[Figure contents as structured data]
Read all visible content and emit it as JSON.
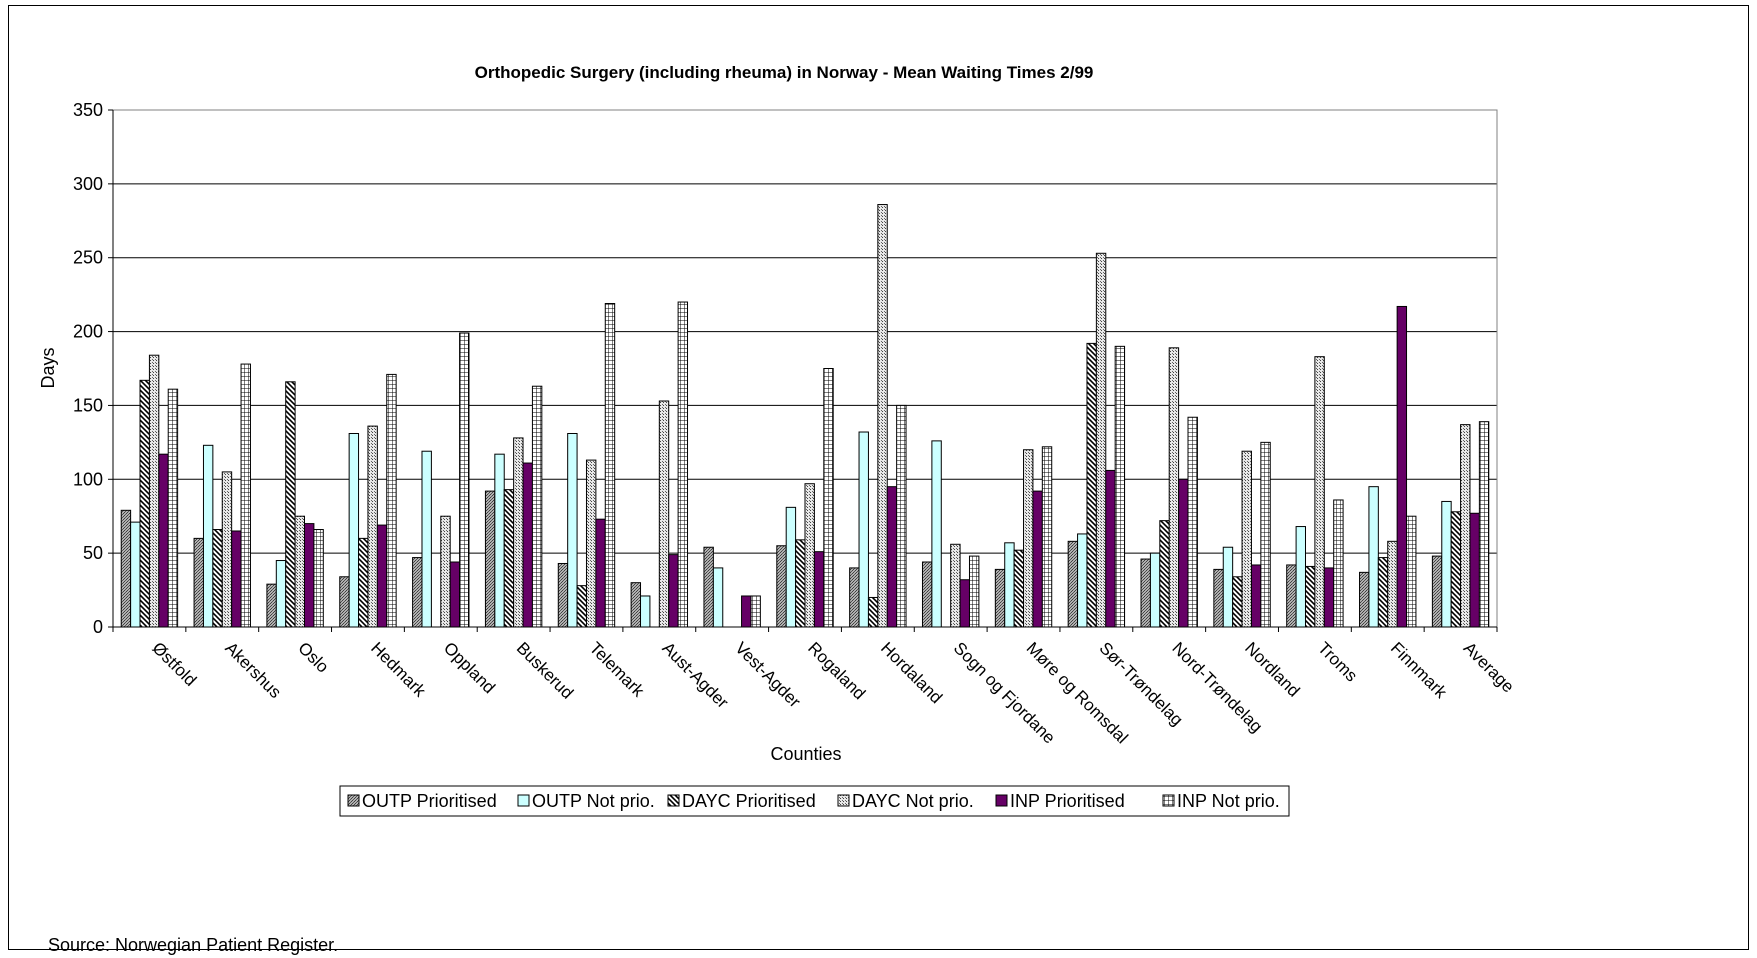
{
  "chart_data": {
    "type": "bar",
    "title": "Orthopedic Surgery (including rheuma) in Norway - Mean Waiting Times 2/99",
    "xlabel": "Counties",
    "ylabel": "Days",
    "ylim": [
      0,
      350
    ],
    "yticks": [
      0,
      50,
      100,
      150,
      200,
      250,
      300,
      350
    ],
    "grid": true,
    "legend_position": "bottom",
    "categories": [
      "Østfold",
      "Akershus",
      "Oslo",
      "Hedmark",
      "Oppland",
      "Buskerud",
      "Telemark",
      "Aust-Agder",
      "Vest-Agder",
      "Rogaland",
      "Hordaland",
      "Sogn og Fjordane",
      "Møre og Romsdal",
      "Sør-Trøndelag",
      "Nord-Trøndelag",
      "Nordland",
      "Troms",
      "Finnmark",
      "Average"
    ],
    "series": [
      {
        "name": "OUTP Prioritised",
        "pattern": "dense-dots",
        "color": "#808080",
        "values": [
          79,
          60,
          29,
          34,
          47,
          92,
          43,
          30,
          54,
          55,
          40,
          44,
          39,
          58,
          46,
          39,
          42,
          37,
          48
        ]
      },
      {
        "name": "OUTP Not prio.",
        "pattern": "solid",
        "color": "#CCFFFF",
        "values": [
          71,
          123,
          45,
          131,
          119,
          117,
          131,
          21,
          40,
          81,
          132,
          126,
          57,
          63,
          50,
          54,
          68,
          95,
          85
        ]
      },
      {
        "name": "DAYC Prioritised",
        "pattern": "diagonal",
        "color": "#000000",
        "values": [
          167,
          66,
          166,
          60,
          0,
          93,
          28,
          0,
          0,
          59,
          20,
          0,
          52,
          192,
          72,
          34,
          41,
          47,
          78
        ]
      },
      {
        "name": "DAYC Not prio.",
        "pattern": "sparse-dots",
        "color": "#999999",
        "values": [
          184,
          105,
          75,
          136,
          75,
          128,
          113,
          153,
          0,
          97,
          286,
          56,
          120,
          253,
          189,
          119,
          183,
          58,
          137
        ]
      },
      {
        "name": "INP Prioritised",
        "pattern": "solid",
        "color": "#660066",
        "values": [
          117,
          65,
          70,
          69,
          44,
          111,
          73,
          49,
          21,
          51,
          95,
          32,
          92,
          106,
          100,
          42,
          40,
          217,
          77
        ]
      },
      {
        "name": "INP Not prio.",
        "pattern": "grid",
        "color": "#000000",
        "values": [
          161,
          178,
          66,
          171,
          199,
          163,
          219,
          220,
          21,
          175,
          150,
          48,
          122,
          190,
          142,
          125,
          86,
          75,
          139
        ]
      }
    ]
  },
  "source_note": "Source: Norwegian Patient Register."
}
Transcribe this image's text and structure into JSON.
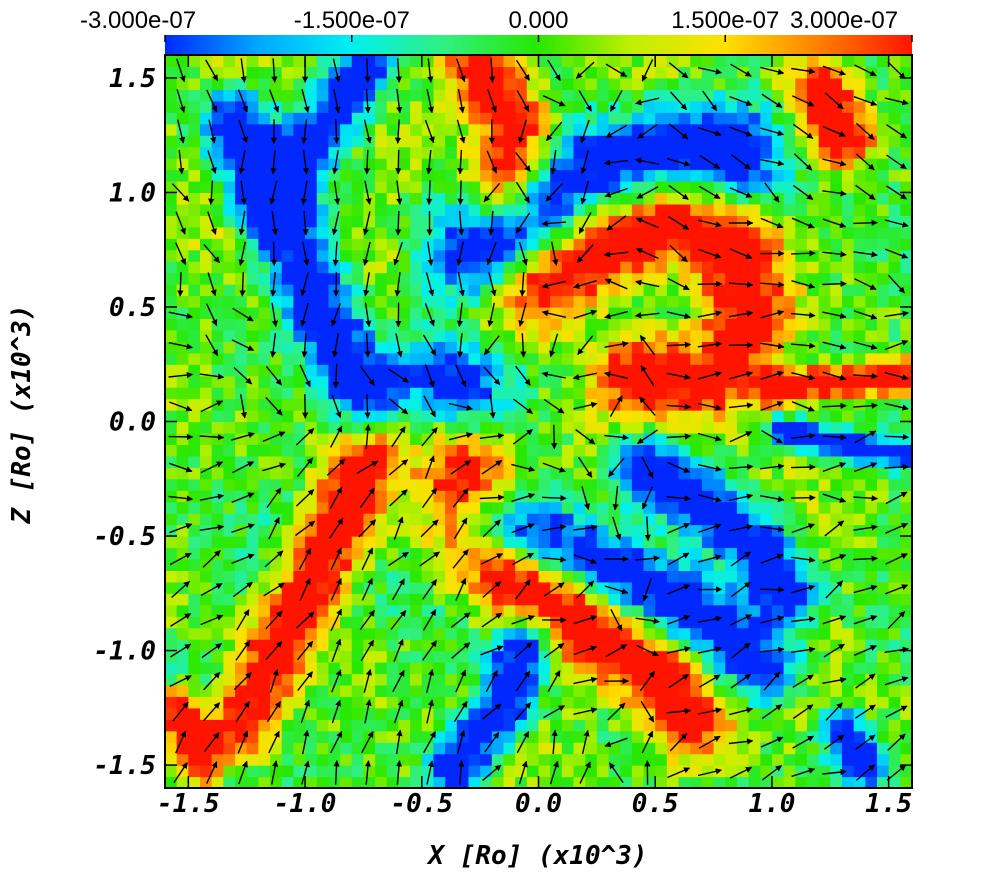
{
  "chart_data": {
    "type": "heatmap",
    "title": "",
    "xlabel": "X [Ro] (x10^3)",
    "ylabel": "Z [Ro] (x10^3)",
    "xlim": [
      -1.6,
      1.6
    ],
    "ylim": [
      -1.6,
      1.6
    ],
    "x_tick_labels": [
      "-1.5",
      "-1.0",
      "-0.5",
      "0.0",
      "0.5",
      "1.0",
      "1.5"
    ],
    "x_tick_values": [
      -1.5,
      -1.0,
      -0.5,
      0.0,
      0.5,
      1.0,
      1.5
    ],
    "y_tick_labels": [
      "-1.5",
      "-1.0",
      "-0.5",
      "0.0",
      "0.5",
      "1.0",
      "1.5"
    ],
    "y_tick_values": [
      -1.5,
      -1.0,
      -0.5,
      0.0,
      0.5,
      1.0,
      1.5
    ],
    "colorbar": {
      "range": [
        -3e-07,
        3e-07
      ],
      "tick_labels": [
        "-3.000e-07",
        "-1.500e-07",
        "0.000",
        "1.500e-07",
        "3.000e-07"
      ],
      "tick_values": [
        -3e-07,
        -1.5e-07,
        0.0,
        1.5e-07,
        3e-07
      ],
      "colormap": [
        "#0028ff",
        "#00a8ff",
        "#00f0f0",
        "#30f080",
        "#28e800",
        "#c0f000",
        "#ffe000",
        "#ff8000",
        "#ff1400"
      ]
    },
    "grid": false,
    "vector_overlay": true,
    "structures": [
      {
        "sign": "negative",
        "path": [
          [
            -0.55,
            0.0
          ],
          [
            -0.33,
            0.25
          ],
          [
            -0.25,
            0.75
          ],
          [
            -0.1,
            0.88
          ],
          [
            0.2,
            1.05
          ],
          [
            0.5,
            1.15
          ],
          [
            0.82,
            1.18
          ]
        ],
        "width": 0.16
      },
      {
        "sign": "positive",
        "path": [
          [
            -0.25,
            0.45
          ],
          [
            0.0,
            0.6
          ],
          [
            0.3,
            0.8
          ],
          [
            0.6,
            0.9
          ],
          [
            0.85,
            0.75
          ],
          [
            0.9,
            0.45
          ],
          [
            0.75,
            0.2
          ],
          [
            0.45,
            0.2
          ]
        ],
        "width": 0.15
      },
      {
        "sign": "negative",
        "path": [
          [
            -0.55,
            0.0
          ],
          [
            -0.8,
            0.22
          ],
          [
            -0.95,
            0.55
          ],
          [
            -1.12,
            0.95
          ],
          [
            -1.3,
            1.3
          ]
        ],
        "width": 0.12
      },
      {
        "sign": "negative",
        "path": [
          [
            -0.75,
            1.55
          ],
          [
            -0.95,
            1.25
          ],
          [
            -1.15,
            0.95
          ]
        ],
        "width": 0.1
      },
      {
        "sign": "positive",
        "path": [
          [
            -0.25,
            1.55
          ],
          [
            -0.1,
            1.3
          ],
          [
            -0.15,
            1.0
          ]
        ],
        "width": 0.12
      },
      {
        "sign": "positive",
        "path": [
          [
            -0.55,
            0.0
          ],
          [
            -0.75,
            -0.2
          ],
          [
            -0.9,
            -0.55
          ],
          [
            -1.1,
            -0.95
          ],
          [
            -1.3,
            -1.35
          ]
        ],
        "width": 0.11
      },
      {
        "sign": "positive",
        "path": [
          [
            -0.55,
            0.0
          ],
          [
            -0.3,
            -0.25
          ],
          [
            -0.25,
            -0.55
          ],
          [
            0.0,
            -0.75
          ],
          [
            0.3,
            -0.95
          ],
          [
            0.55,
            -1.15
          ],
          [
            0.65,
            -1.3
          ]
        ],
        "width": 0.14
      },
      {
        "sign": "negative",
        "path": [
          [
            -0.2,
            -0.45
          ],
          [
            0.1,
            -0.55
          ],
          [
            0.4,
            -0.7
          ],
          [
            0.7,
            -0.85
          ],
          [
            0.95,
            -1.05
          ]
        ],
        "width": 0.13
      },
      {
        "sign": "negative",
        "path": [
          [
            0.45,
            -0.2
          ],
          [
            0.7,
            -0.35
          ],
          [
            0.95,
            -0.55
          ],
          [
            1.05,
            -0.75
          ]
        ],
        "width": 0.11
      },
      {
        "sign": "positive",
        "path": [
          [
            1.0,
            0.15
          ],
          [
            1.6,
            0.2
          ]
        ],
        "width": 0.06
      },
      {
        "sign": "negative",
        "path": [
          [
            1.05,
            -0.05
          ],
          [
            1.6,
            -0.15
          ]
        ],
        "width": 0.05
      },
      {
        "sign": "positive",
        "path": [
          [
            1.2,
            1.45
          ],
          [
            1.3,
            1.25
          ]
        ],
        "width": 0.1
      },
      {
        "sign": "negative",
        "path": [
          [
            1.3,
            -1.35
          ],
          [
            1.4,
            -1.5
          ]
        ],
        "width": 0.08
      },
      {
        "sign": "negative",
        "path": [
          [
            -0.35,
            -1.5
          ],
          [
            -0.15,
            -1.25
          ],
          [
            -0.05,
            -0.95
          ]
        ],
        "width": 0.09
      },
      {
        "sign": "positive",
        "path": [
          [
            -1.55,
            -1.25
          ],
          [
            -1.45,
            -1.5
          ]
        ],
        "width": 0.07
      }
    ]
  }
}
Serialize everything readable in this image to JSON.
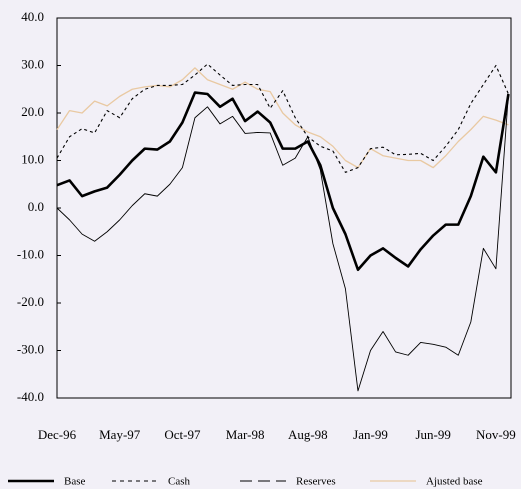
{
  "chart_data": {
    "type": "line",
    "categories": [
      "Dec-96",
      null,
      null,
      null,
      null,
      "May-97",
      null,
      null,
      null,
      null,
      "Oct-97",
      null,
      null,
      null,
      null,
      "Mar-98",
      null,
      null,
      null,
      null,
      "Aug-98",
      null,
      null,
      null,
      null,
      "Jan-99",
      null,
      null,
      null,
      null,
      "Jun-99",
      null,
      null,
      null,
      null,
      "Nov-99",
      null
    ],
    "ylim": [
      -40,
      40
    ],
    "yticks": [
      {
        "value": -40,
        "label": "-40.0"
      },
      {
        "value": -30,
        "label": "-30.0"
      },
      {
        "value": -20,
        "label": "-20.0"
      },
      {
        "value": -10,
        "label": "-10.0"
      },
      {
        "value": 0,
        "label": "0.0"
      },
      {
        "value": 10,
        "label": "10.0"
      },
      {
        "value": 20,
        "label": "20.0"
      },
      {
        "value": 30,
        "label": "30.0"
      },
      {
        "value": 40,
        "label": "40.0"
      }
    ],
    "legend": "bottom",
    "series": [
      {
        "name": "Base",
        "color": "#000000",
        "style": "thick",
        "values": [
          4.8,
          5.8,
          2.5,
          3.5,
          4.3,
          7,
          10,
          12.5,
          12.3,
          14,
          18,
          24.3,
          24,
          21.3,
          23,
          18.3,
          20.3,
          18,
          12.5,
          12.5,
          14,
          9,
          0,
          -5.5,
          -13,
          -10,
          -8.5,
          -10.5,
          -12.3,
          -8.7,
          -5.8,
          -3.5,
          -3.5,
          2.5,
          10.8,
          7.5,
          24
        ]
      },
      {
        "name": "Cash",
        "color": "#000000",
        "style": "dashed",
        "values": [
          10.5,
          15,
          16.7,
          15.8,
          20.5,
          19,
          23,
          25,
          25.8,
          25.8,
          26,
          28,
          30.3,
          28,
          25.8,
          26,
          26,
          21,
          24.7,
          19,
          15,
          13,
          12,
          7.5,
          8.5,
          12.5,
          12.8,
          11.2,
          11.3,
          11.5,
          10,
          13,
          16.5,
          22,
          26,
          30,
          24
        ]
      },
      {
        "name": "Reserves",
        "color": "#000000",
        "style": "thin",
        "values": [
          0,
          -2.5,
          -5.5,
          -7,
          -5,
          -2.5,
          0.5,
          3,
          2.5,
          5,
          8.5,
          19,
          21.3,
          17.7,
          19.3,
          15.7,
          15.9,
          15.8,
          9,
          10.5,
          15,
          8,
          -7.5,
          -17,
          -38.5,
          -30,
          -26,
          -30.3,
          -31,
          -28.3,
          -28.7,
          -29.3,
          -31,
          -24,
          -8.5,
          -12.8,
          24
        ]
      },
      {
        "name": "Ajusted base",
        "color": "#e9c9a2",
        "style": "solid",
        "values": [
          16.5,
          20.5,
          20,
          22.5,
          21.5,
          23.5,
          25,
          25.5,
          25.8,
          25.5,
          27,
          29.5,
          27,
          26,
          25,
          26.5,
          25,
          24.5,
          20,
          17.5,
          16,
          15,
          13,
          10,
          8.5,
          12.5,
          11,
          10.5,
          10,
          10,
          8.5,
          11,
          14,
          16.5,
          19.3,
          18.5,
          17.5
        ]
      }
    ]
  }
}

Brief: In the entries above, find each line with the string "title" and copy it.

The answer:
    "title": "Orthopedic Surgery (including rheuma) in Norway - Mean Waiting Times 2/99",
    "title": "",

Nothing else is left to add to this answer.